_Aim of the exercise:_
From the listing below, extract each line containing the string "Belle".

━━━━━━━━━━━━━━━━

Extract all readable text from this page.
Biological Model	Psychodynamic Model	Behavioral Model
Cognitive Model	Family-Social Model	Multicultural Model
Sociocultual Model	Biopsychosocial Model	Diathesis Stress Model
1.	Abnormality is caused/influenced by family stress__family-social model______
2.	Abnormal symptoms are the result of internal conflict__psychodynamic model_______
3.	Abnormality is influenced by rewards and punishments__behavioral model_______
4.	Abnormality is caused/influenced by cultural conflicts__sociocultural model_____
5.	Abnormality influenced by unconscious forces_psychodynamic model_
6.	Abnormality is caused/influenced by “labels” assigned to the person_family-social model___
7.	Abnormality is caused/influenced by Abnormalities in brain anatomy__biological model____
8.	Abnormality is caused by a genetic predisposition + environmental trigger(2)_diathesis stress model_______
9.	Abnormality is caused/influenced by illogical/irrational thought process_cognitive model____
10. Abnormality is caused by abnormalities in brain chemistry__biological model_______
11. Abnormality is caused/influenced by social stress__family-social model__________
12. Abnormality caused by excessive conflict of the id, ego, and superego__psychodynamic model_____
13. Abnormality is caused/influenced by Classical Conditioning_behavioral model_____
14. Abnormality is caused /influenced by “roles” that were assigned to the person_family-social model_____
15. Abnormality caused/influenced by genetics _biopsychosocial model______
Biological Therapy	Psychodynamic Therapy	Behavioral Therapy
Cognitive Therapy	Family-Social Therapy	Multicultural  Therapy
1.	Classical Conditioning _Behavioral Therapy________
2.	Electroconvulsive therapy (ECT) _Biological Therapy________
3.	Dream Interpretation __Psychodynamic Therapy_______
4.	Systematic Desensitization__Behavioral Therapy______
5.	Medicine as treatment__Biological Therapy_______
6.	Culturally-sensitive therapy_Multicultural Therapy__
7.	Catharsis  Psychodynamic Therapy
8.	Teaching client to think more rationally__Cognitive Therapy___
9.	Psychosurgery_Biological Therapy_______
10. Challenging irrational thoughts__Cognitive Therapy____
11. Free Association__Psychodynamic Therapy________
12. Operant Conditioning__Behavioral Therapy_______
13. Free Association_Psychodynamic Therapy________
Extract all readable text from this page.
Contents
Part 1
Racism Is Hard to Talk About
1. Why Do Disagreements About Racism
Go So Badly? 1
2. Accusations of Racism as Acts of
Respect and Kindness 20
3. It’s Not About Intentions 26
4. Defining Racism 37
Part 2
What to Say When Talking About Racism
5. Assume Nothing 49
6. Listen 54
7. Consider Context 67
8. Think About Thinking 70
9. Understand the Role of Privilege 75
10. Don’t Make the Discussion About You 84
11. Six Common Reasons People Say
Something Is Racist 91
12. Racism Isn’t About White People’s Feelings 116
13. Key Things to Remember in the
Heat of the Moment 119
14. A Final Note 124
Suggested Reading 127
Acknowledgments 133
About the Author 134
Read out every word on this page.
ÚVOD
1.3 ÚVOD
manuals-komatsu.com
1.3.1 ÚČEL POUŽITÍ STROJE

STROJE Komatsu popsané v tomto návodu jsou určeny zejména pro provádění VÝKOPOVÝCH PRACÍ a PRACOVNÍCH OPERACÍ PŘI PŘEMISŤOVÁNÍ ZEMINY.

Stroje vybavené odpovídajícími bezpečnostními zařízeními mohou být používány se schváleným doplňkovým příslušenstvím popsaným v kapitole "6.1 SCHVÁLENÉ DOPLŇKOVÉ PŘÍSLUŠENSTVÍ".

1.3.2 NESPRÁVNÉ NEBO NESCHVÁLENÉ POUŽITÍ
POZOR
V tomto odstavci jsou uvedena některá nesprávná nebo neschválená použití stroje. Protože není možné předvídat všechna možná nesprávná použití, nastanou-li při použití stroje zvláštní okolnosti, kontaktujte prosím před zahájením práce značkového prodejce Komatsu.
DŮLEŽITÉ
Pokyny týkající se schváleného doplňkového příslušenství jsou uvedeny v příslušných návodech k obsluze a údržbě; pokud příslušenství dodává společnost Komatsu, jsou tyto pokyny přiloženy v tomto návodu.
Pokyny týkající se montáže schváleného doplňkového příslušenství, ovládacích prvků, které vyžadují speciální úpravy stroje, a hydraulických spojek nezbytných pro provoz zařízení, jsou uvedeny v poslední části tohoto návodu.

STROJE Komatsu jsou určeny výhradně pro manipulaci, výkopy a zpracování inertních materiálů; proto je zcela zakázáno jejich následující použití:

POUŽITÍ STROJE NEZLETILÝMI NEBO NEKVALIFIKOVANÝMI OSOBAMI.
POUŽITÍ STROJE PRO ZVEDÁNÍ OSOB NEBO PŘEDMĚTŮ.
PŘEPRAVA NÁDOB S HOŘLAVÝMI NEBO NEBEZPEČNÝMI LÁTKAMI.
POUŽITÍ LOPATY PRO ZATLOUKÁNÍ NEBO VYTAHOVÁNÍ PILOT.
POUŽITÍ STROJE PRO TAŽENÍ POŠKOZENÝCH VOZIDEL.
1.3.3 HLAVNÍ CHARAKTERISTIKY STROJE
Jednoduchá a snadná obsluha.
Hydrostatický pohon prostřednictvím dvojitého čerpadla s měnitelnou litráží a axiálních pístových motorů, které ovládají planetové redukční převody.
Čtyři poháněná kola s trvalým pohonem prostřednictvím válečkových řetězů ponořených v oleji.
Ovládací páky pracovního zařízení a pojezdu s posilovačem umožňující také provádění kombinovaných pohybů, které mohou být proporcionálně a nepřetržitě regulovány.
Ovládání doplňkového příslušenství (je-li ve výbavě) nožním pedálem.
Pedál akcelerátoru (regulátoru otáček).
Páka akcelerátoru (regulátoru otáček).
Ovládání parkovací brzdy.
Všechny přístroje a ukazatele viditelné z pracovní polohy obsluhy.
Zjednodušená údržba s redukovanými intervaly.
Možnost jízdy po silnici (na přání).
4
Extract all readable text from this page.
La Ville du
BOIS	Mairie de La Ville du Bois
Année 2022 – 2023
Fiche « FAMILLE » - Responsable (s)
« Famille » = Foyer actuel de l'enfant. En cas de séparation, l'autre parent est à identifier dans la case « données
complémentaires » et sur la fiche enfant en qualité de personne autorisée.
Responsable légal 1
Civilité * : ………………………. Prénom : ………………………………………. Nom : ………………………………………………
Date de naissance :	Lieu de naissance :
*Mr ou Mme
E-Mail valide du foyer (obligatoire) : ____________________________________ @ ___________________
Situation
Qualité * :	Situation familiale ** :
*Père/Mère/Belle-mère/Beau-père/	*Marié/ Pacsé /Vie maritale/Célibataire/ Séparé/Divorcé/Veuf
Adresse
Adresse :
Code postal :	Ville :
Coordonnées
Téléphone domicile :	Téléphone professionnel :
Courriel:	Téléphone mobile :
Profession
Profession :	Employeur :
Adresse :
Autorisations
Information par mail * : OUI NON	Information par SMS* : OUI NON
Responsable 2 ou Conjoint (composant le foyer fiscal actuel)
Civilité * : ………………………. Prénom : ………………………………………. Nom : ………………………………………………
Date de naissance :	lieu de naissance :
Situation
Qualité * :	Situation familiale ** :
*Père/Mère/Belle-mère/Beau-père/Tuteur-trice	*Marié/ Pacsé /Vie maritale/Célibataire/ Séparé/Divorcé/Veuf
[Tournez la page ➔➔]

━━━━━━━━━━━━━━━━

_Exercise output:_
*Père/Mère/Belle-mère/Beau-père/	*Marié/ Pacsé /Vie maritale/Célibataire/ Séparé/Divorcé/Veuf
*Père/Mère/Belle-mère/Beau-père/Tuteur-trice	*Marié/ Pacsé /Vie maritale/Célibataire/ Séparé/Divorcé/Veuf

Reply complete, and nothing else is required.